• **WHAT YOU SHOULD DO**
Filter the listing and keep only the lines with the word "борьба".

[Start]

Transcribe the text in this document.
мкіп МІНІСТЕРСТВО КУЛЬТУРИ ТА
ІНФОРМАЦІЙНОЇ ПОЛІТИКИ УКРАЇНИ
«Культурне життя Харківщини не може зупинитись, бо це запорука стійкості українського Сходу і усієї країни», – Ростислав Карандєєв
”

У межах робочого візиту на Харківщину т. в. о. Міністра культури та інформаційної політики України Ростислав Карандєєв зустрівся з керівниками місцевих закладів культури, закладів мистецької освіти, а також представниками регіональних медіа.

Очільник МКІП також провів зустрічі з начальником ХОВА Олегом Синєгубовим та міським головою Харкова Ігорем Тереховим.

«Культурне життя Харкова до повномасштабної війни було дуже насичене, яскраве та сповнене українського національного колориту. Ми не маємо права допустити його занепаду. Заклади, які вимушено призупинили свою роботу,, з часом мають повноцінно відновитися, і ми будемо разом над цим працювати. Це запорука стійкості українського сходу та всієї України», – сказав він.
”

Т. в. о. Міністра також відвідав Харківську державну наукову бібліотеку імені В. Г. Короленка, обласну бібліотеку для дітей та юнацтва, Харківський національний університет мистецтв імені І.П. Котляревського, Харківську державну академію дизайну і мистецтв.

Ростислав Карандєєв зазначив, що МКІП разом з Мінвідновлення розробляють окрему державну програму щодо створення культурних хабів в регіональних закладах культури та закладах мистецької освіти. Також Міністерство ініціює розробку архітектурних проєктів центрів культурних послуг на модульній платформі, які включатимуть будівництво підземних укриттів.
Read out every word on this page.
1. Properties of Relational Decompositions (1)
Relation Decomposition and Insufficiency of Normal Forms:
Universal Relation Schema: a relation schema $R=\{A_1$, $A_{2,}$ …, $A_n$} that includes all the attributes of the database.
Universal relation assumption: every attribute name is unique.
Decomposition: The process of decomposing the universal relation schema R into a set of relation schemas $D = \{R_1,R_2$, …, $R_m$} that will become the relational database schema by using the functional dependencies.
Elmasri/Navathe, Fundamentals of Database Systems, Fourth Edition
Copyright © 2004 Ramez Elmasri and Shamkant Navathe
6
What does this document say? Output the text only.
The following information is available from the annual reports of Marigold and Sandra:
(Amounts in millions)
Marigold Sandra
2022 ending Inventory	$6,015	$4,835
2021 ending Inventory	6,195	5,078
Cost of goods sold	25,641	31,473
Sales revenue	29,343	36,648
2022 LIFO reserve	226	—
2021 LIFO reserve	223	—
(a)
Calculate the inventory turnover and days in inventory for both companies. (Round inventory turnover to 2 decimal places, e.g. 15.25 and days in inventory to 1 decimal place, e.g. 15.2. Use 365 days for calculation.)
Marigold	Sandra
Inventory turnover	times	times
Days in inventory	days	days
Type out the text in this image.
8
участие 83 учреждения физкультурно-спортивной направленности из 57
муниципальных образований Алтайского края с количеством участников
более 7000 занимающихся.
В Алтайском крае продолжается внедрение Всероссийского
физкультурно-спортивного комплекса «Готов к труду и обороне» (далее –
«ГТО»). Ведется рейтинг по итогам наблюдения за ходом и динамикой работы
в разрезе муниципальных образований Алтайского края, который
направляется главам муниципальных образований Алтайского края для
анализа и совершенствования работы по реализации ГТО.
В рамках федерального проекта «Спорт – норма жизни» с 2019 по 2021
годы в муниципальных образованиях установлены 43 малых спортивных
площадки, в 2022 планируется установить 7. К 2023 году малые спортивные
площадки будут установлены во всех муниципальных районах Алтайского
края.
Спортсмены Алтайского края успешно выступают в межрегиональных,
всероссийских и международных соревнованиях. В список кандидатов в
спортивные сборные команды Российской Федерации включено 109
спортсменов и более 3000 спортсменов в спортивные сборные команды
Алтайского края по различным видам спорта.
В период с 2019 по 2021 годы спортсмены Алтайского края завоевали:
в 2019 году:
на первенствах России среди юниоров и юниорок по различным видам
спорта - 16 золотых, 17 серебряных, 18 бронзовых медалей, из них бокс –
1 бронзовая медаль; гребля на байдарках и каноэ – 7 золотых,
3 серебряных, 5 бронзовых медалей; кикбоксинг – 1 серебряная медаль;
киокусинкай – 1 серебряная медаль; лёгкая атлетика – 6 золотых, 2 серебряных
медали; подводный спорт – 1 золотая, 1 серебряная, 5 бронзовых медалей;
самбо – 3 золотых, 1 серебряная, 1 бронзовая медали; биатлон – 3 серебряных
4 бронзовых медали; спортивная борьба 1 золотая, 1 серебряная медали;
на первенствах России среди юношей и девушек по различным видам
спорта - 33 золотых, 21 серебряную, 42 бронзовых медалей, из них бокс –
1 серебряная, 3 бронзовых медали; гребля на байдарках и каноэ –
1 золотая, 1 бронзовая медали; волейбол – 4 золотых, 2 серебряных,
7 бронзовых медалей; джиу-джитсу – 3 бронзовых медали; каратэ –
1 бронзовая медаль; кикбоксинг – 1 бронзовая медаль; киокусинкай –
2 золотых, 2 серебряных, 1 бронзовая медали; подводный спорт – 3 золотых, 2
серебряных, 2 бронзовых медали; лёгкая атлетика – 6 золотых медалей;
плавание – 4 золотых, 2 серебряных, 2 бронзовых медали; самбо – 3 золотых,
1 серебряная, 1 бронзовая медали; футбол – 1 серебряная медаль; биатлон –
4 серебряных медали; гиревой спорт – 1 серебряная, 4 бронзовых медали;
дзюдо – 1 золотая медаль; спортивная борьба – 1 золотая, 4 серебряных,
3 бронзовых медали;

[End]

• **RESULT OF THIS TASK**
4 бронзовых медали; спортивная борьба 1 золотая, 1 серебряная медали;
дзюдо – 1 золотая медаль; спортивная борьба – 1 золотая, 4 серебряных,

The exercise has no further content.